* **Material supplied**:
● ● ● ● ●

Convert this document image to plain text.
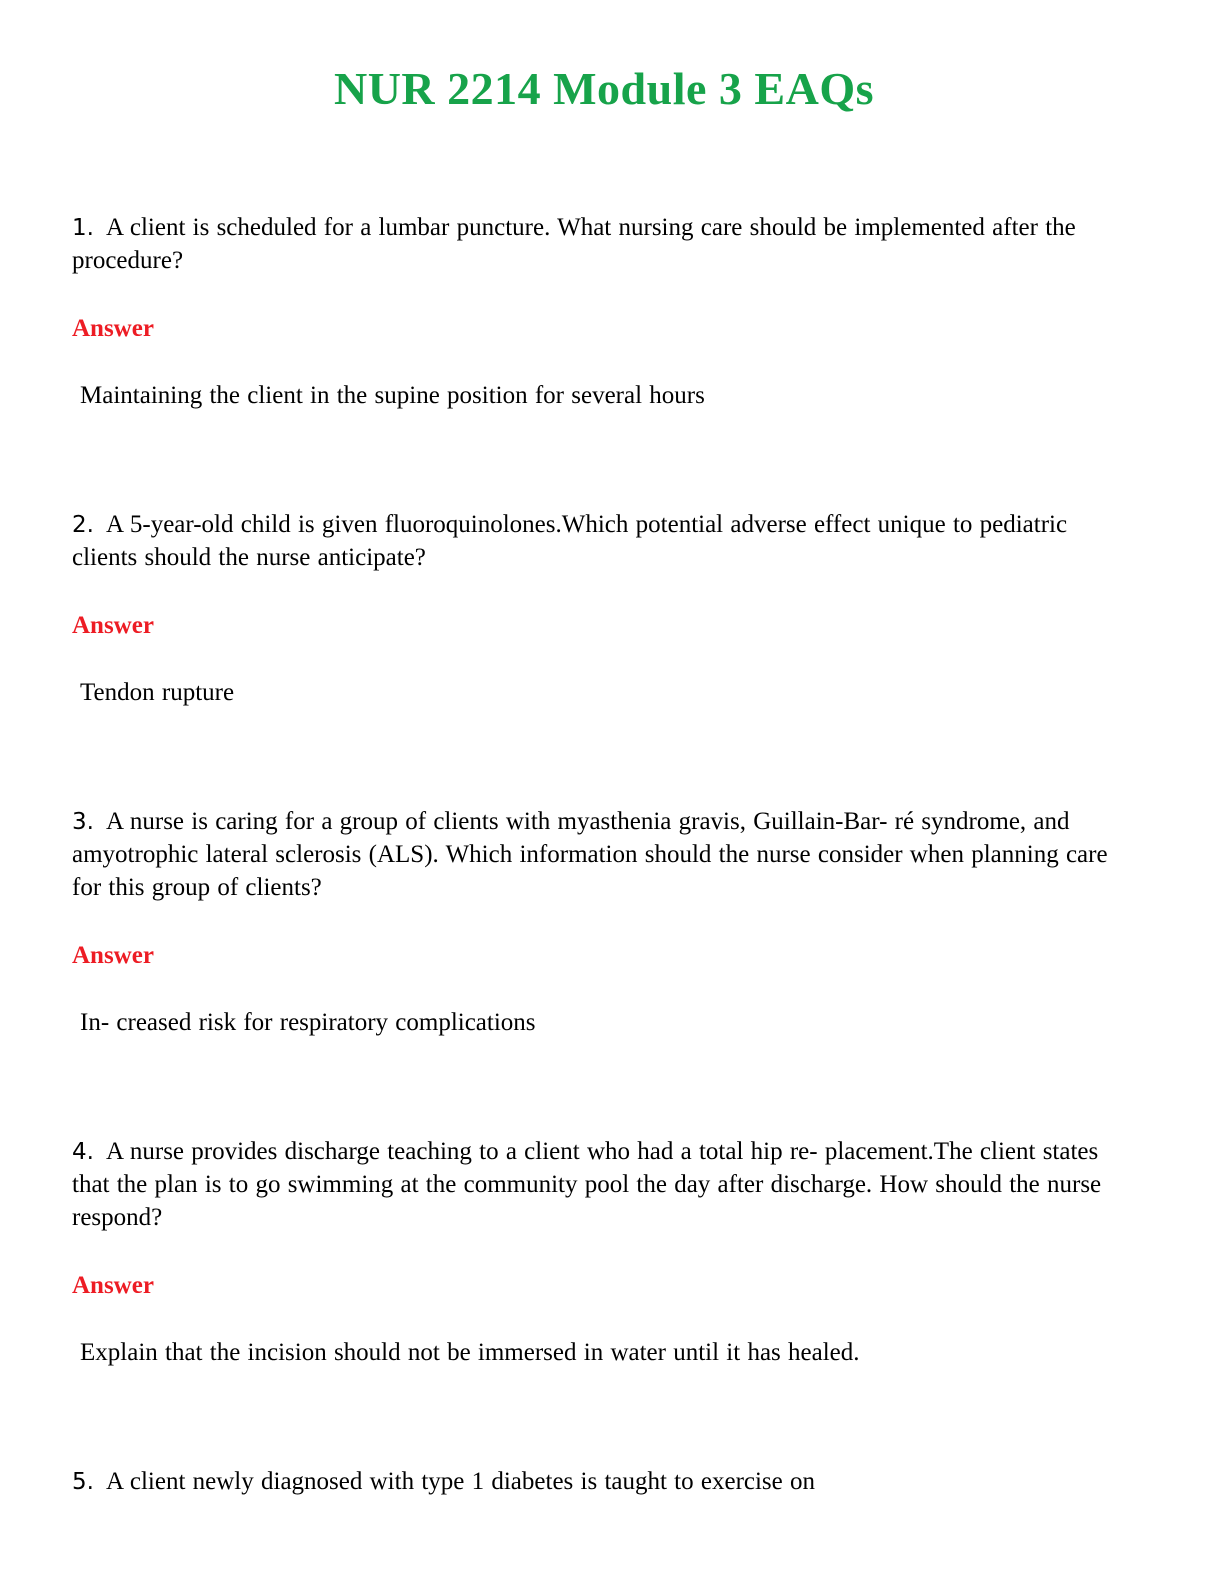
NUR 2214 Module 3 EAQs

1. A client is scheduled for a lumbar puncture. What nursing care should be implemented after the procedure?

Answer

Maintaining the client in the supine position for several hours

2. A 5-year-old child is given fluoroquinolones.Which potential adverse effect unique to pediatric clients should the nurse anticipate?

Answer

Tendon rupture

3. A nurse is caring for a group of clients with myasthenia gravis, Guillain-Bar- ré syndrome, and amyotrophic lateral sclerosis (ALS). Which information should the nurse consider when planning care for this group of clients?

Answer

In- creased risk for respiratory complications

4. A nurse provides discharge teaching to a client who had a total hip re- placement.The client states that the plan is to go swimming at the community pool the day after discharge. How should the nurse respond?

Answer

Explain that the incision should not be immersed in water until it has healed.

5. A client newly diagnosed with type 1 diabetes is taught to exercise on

● ● ● ● ●

* **Directive**:
Without including the pictures, reproduce all entries exactly.

* **The output**:
Convert this document image to plain text.
NUR 2214 Module 3 EAQs

1. A client is scheduled for a lumbar puncture. What nursing care should be implemented after the procedure?

Answer

Maintaining the client in the supine position for several hours

2. A 5-year-old child is given fluoroquinolones.Which potential adverse effect unique to pediatric clients should the nurse anticipate?

Answer

Tendon rupture

3. A nurse is caring for a group of clients with myasthenia gravis, Guillain-Bar- ré syndrome, and amyotrophic lateral sclerosis (ALS). Which information should the nurse consider when planning care for this group of clients?

Answer

In- creased risk for respiratory complications

4. A nurse provides discharge teaching to a client who had a total hip re- placement.The client states that the plan is to go swimming at the community pool the day after discharge. How should the nurse respond?

Answer

Explain that the incision should not be immersed in water until it has healed.

5. A client newly diagnosed with type 1 diabetes is taught to exercise on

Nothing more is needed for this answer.